What the exercise asks - Reproduce the records below exactly as they appear, omitting any pictures they contain.

Available records -

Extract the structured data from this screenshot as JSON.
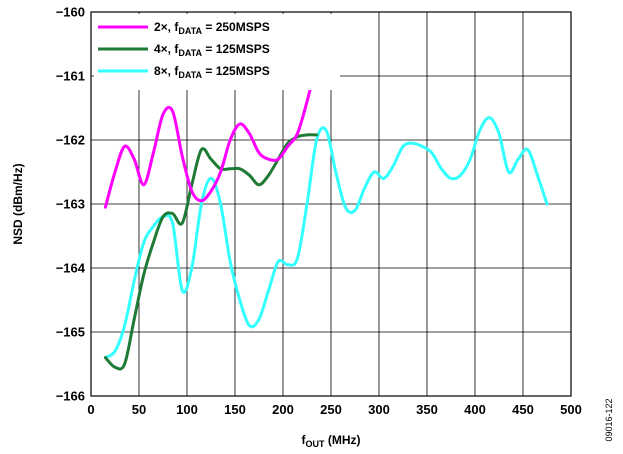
{
  "chart_data": {
    "type": "line",
    "xlabel": {
      "main": "f",
      "sub": "OUT",
      "rest": " (MHz)"
    },
    "ylabel": "NSD (dBm/Hz)",
    "xlim": [
      0,
      500
    ],
    "ylim": [
      -166,
      -160
    ],
    "x_ticks": [
      "0",
      "50",
      "100",
      "150",
      "200",
      "250",
      "300",
      "350",
      "400",
      "450",
      "500"
    ],
    "y_ticks": [
      "−160",
      "−161",
      "−162",
      "−163",
      "−164",
      "−165",
      "−166"
    ],
    "grid": true,
    "legend_position": "top-left",
    "series": [
      {
        "name_main": "2×, f",
        "name_sub": "DATA",
        "name_rest": " = 250MSPS",
        "color": "#ff00ff",
        "x": [
          15,
          25,
          35,
          45,
          55,
          65,
          75,
          85,
          95,
          105,
          115,
          125,
          135,
          145,
          155,
          165,
          175,
          185,
          195,
          205,
          215,
          225,
          235
        ],
        "y": [
          -163.05,
          -162.5,
          -162.1,
          -162.3,
          -162.7,
          -162.2,
          -161.6,
          -161.55,
          -162.25,
          -162.8,
          -162.95,
          -162.8,
          -162.5,
          -162.0,
          -161.75,
          -161.9,
          -162.2,
          -162.3,
          -162.3,
          -162.1,
          -161.9,
          -161.4,
          -160.8
        ]
      },
      {
        "name_main": "4×, f",
        "name_sub": "DATA",
        "name_rest": " = 125MSPS",
        "color": "#1e7a34",
        "x": [
          15,
          25,
          35,
          45,
          55,
          65,
          75,
          85,
          95,
          105,
          115,
          125,
          135,
          145,
          155,
          165,
          175,
          185,
          195,
          205,
          215,
          225,
          235
        ],
        "y": [
          -165.4,
          -165.55,
          -165.5,
          -164.8,
          -164.1,
          -163.6,
          -163.2,
          -163.15,
          -163.3,
          -162.7,
          -162.15,
          -162.3,
          -162.45,
          -162.45,
          -162.45,
          -162.55,
          -162.7,
          -162.55,
          -162.3,
          -162.05,
          -161.95,
          -161.92,
          -161.92
        ]
      },
      {
        "name_main": "8×, f",
        "name_sub": "DATA",
        "name_rest": " = 125MSPS",
        "color": "#33ffff",
        "x": [
          15,
          25,
          35,
          45,
          55,
          65,
          75,
          85,
          95,
          105,
          115,
          125,
          135,
          145,
          155,
          165,
          175,
          185,
          195,
          205,
          215,
          225,
          235,
          245,
          255,
          265,
          275,
          285,
          295,
          305,
          315,
          325,
          335,
          345,
          355,
          365,
          375,
          385,
          395,
          405,
          415,
          425,
          435,
          445,
          455,
          465,
          475
        ],
        "y": [
          -165.4,
          -165.3,
          -164.9,
          -164.2,
          -163.6,
          -163.35,
          -163.2,
          -163.3,
          -164.35,
          -164.0,
          -163.0,
          -162.6,
          -163.0,
          -163.9,
          -164.5,
          -164.9,
          -164.8,
          -164.35,
          -163.9,
          -163.95,
          -163.85,
          -163.0,
          -162.0,
          -161.85,
          -162.5,
          -163.05,
          -163.1,
          -162.75,
          -162.5,
          -162.6,
          -162.4,
          -162.1,
          -162.05,
          -162.1,
          -162.2,
          -162.45,
          -162.6,
          -162.55,
          -162.3,
          -161.85,
          -161.65,
          -161.9,
          -162.5,
          -162.3,
          -162.15,
          -162.55,
          -163.0
        ]
      }
    ]
  },
  "figure_id": "09016-122"
}
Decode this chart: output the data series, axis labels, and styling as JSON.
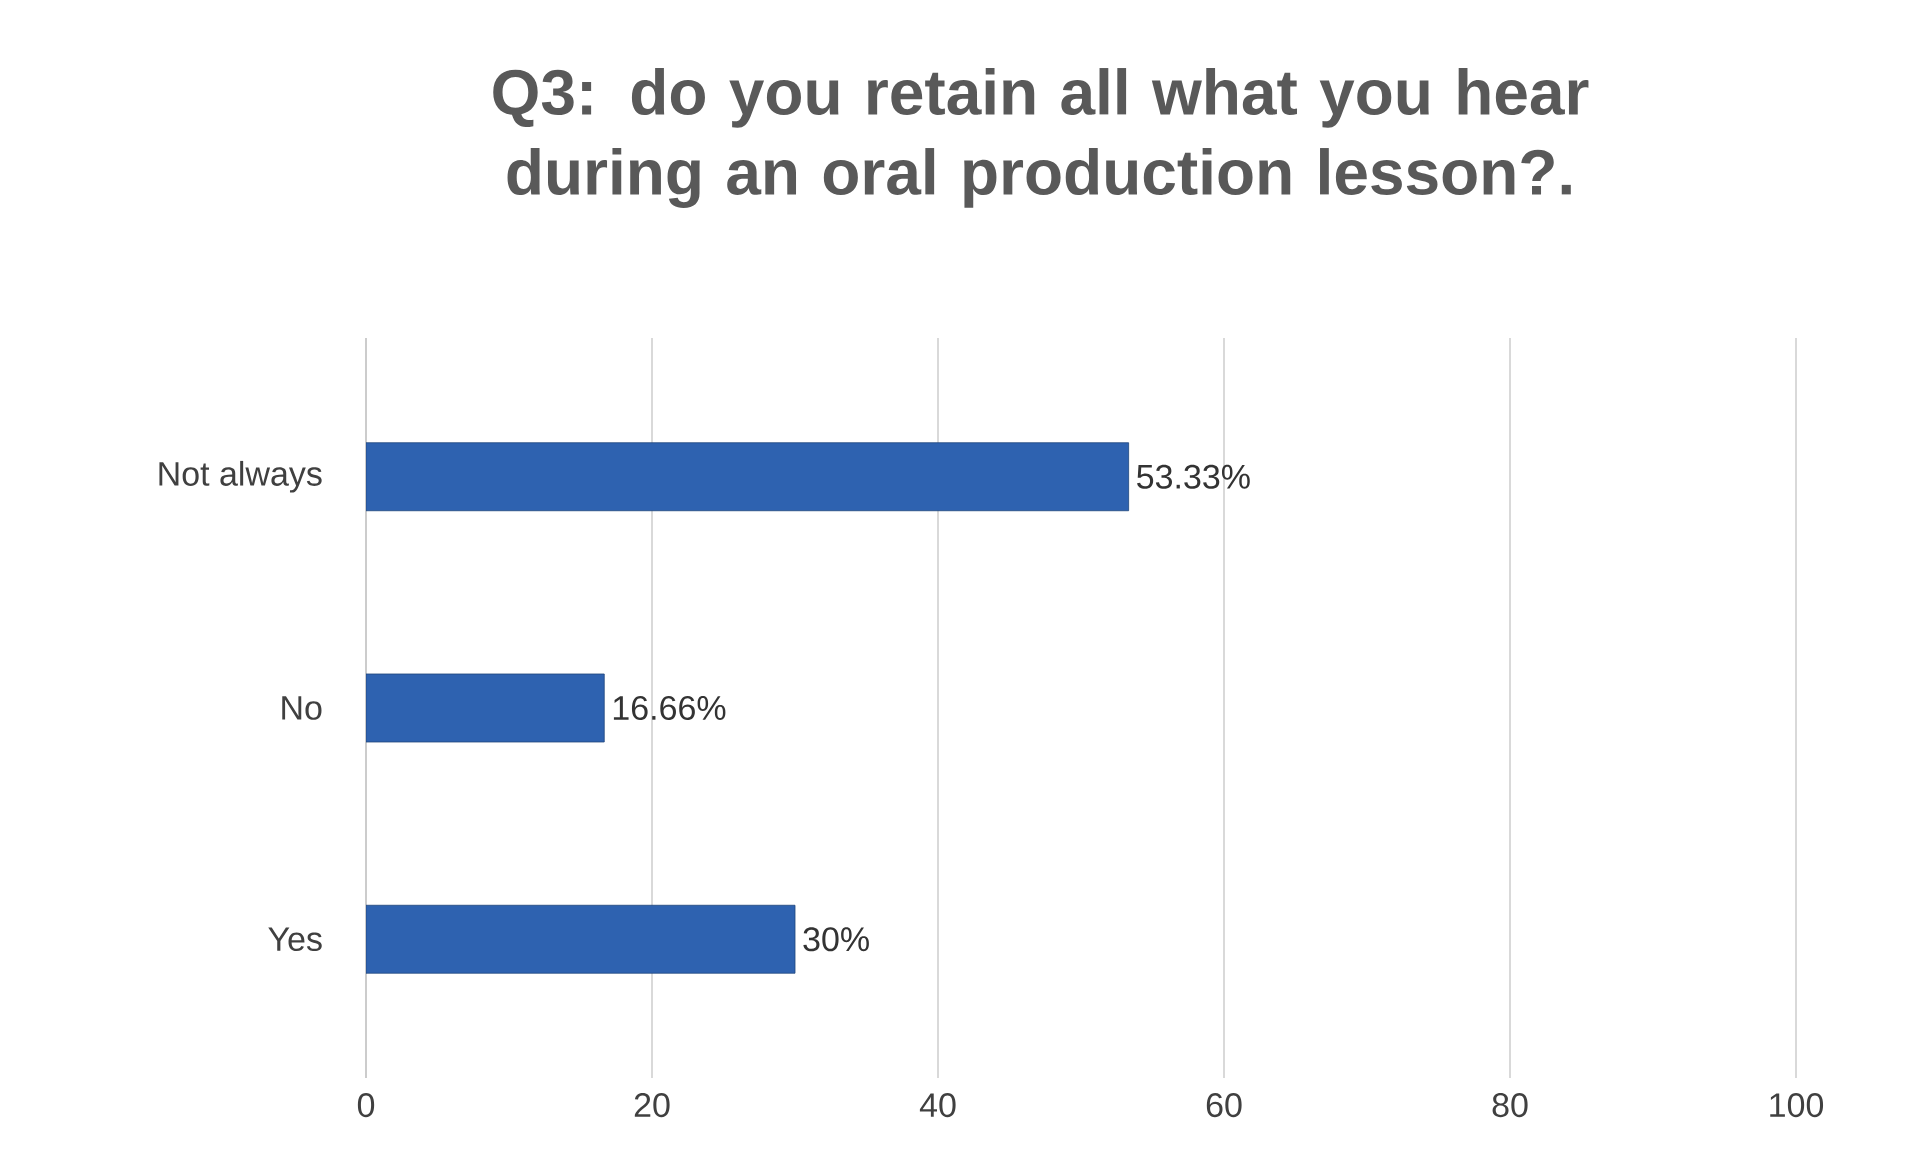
{
  "chart_data": {
    "type": "bar",
    "orientation": "horizontal",
    "title": "Q3: do you retain all what you hear during an oral production lesson?.",
    "categories": [
      "Not always",
      "No",
      "Yes"
    ],
    "values": [
      53.33,
      16.66,
      30
    ],
    "value_labels": [
      "53.33%",
      "16.66%",
      "30%"
    ],
    "color": "#2e62b0",
    "xlim": [
      0,
      100
    ],
    "xticks": [
      0,
      20,
      40,
      60,
      80,
      100
    ],
    "grid": "x"
  }
}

Answer to this task -
Extract the structured data from this screenshot as JSON.
{
  "chart_data": {
    "type": "line",
    "xlabel": {
      "main": "f",
      "sub": "OUT",
      "rest": " (MHz)"
    },
    "ylabel": "NSD (dBm/Hz)",
    "xlim": [
      0,
      500
    ],
    "ylim": [
      -166,
      -160
    ],
    "x_ticks": [
      "0",
      "50",
      "100",
      "150",
      "200",
      "250",
      "300",
      "350",
      "400",
      "450",
      "500"
    ],
    "y_ticks": [
      "−160",
      "−161",
      "−162",
      "−163",
      "−164",
      "−165",
      "−166"
    ],
    "grid": true,
    "legend_position": "top-left",
    "series": [
      {
        "name_main": "2×, f",
        "name_sub": "DATA",
        "name_rest": " = 250MSPS",
        "color": "#ff00ff",
        "x": [
          15,
          25,
          35,
          45,
          55,
          65,
          75,
          85,
          95,
          105,
          115,
          125,
          135,
          145,
          155,
          165,
          175,
          185,
          195,
          205,
          215,
          225,
          235
        ],
        "y": [
          -163.05,
          -162.5,
          -162.1,
          -162.3,
          -162.7,
          -162.2,
          -161.6,
          -161.55,
          -162.25,
          -162.8,
          -162.95,
          -162.8,
          -162.5,
          -162.0,
          -161.75,
          -161.9,
          -162.2,
          -162.3,
          -162.3,
          -162.1,
          -161.9,
          -161.4,
          -160.8
        ]
      },
      {
        "name_main": "4×, f",
        "name_sub": "DATA",
        "name_rest": " = 125MSPS",
        "color": "#1e7a34",
        "x": [
          15,
          25,
          35,
          45,
          55,
          65,
          75,
          85,
          95,
          105,
          115,
          125,
          135,
          145,
          155,
          165,
          175,
          185,
          195,
          205,
          215,
          225,
          235
        ],
        "y": [
          -165.4,
          -165.55,
          -165.5,
          -164.8,
          -164.1,
          -163.6,
          -163.2,
          -163.15,
          -163.3,
          -162.7,
          -162.15,
          -162.3,
          -162.45,
          -162.45,
          -162.45,
          -162.55,
          -162.7,
          -162.55,
          -162.3,
          -162.05,
          -161.95,
          -161.92,
          -161.92
        ]
      },
      {
        "name_main": "8×, f",
        "name_sub": "DATA",
        "name_rest": " = 125MSPS",
        "color": "#33ffff",
        "x": [
          15,
          25,
          35,
          45,
          55,
          65,
          75,
          85,
          95,
          105,
          115,
          125,
          135,
          145,
          155,
          165,
          175,
          185,
          195,
          205,
          215,
          225,
          235,
          245,
          255,
          265,
          275,
          285,
          295,
          305,
          315,
          325,
          335,
          345,
          355,
          365,
          375,
          385,
          395,
          405,
          415,
          425,
          435,
          445,
          455,
          465,
          475
        ],
        "y": [
          -165.4,
          -165.3,
          -164.9,
          -164.2,
          -163.6,
          -163.35,
          -163.2,
          -163.3,
          -164.35,
          -164.0,
          -163.0,
          -162.6,
          -163.0,
          -163.9,
          -164.5,
          -164.9,
          -164.8,
          -164.35,
          -163.9,
          -163.95,
          -163.85,
          -163.0,
          -162.0,
          -161.85,
          -162.5,
          -163.05,
          -163.1,
          -162.75,
          -162.5,
          -162.6,
          -162.4,
          -162.1,
          -162.05,
          -162.1,
          -162.2,
          -162.45,
          -162.6,
          -162.55,
          -162.3,
          -161.85,
          -161.65,
          -161.9,
          -162.5,
          -162.3,
          -162.15,
          -162.55,
          -163.0
        ]
      }
    ]
  },
  "figure_id": "09016-122"
}
Decode this chart: output the data series, axis labels, and styling as JSON.
{
  "chart_data": {
    "type": "bar",
    "orientation": "horizontal",
    "title": "Q3: do you retain all what you hear during an oral production lesson?.",
    "categories": [
      "Not always",
      "No",
      "Yes"
    ],
    "values": [
      53.33,
      16.66,
      30
    ],
    "value_labels": [
      "53.33%",
      "16.66%",
      "30%"
    ],
    "color": "#2e62b0",
    "xlim": [
      0,
      100
    ],
    "xticks": [
      0,
      20,
      40,
      60,
      80,
      100
    ],
    "grid": "x"
  }
}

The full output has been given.